* **Task details**
Check every line of the data below for the string "color", and copy the ones that hold it.

==============================

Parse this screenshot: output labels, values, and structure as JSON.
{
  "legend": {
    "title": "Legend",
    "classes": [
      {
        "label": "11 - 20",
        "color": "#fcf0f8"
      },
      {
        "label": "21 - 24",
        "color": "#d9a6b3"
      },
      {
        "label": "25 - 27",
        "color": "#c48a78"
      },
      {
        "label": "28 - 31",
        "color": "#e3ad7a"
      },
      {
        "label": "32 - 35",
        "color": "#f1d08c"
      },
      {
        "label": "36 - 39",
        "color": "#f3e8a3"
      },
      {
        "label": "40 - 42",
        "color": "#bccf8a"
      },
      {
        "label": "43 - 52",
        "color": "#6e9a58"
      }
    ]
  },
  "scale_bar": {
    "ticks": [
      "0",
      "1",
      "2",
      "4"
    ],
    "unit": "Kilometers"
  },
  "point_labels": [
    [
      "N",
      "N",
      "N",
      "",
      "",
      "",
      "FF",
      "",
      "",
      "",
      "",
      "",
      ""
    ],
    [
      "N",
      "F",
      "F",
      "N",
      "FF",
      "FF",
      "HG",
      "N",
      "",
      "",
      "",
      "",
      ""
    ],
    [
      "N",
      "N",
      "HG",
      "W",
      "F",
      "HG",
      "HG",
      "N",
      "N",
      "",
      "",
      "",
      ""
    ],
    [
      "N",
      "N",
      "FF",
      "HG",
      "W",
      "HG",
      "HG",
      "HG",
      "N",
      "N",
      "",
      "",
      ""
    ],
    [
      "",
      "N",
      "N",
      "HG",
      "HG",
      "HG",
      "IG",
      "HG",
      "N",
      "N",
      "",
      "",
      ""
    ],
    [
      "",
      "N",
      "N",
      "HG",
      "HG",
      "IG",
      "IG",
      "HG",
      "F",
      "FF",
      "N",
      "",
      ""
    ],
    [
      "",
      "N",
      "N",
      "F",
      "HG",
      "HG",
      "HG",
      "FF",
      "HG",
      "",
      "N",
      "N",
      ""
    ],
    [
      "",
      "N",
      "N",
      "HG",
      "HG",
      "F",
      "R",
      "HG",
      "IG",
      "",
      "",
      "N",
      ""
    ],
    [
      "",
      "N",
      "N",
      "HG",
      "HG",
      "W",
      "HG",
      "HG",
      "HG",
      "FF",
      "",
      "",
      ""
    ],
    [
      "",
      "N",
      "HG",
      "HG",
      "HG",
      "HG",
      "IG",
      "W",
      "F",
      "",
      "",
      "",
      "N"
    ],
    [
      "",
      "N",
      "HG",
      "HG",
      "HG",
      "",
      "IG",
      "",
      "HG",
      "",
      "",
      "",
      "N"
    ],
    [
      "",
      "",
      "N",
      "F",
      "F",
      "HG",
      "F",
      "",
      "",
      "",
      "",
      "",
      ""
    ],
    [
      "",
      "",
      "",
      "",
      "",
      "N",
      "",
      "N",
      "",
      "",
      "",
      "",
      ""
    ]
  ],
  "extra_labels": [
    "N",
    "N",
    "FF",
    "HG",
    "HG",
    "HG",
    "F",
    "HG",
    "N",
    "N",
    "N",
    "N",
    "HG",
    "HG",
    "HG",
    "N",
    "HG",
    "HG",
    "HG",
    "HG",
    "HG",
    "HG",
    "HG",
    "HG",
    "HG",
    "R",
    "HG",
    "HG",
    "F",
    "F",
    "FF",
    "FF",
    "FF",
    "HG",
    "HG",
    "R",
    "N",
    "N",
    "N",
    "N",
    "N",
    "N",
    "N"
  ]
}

==============================

* **Answer to the task**
        "color": "#fcf0f8"
        "color": "#d9a6b3"
        "color": "#c48a78"
        "color": "#e3ad7a"
        "color": "#f1d08c"
        "color": "#f3e8a3"
        "color": "#bccf8a"
        "color": "#6e9a58"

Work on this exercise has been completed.